:: Work instructions ::
Report how many lines in the following entries contain "Daily". Nothing else should be given.
[Supplied data — start]
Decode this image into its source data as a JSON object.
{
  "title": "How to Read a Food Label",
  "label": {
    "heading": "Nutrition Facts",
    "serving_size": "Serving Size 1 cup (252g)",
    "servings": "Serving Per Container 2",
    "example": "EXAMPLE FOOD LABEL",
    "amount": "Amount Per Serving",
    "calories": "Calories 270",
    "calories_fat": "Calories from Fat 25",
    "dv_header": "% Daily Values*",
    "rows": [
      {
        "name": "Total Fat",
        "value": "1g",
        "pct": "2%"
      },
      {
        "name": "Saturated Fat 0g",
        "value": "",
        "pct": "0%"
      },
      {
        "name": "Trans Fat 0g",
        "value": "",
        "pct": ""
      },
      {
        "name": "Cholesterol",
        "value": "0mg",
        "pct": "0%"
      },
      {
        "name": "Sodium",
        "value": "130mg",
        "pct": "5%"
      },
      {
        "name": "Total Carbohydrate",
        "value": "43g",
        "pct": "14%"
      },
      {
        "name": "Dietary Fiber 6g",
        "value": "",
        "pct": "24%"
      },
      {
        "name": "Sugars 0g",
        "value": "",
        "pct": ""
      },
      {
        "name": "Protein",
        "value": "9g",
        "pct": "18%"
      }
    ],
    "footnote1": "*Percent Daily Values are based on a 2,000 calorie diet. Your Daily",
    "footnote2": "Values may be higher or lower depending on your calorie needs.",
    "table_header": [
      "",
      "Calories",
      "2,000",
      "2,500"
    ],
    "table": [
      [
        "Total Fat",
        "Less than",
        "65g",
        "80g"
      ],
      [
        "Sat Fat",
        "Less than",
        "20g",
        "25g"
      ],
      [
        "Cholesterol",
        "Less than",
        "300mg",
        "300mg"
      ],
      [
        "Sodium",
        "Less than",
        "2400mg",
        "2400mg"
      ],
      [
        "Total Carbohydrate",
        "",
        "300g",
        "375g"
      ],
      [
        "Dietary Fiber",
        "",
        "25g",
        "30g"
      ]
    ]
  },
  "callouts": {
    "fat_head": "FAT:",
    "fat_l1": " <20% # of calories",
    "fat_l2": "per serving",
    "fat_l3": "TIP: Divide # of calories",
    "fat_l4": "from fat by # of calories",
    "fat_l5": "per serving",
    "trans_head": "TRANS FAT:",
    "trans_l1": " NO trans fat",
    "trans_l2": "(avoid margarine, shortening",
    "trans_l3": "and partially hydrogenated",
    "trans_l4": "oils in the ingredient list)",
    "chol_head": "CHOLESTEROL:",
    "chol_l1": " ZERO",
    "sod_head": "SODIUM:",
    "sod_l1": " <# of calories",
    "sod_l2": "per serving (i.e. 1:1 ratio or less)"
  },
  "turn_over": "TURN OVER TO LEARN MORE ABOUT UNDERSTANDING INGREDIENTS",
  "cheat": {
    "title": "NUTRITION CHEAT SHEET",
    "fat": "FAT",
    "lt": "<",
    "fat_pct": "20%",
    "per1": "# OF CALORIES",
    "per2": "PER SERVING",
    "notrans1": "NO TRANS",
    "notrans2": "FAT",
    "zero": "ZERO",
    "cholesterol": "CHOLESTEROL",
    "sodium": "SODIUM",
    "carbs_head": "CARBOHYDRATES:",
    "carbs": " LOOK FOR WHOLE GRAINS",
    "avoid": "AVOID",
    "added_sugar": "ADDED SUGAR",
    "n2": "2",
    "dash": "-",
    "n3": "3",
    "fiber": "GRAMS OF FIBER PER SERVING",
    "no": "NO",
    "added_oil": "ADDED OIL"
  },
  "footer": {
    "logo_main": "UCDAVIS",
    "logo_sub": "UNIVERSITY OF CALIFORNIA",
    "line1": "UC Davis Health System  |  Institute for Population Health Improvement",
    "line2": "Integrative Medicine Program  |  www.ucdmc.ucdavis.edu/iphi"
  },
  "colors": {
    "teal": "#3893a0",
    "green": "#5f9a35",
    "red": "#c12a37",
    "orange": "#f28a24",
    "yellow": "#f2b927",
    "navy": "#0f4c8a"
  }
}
[Supplied data — finish]
[Supplied data — start]
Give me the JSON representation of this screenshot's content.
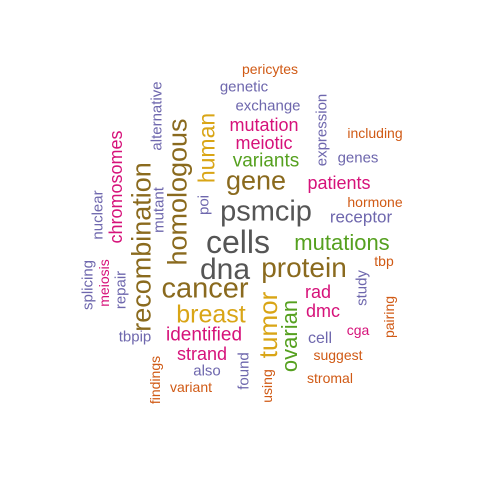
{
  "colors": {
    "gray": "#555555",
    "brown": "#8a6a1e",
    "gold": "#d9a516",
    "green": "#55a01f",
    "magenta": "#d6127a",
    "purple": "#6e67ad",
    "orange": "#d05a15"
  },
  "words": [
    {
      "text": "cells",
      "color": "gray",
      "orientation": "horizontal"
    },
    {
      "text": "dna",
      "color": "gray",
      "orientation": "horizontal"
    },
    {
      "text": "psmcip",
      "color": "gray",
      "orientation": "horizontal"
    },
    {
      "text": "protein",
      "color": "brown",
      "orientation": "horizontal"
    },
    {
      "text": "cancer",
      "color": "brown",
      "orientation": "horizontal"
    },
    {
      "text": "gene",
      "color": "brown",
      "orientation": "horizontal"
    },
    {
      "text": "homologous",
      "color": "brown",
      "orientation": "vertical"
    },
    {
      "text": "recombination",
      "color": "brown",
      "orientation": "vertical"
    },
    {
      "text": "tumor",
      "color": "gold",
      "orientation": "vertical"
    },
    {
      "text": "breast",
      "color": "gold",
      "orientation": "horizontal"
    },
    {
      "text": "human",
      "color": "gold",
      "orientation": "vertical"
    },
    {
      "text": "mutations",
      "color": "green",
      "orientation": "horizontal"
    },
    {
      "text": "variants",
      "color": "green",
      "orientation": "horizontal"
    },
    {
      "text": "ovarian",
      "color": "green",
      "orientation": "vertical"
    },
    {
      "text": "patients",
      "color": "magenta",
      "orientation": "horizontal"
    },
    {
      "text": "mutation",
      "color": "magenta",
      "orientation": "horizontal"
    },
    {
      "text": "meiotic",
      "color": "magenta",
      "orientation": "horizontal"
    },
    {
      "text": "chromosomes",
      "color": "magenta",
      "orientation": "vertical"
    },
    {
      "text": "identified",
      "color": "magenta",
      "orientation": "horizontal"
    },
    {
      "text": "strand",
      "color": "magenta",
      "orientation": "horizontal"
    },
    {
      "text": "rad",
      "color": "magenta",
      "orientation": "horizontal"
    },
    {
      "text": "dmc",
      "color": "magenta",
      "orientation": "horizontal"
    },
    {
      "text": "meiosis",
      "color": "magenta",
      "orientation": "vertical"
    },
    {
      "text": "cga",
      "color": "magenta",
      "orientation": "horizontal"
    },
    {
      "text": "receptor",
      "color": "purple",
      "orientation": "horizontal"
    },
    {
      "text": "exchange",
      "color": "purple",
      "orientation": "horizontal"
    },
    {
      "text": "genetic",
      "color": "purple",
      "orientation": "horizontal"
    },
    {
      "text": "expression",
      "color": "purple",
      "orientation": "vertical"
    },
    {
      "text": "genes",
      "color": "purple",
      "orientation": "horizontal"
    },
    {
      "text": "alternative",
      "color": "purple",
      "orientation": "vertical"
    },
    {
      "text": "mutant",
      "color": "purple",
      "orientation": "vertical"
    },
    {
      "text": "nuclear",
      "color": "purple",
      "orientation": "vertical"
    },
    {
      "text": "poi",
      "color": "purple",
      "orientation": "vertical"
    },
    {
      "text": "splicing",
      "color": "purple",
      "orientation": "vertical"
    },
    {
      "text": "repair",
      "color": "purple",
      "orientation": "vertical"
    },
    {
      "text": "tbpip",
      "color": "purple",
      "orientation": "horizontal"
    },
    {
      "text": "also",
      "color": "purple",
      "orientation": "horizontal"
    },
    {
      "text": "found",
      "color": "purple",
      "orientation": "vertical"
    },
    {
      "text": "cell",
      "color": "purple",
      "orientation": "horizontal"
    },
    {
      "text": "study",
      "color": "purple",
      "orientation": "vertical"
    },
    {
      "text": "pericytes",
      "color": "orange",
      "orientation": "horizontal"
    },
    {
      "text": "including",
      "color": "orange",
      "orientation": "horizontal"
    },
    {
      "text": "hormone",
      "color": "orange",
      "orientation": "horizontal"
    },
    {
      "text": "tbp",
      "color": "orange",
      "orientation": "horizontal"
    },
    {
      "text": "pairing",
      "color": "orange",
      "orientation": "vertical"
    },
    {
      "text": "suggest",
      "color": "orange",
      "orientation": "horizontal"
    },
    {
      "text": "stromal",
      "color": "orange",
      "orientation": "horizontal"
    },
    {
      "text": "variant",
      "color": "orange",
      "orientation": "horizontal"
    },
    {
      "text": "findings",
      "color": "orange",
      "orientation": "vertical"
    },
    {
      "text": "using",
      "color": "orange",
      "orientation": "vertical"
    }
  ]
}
[Supplied data — finish]
:: Output of the exercise ::
2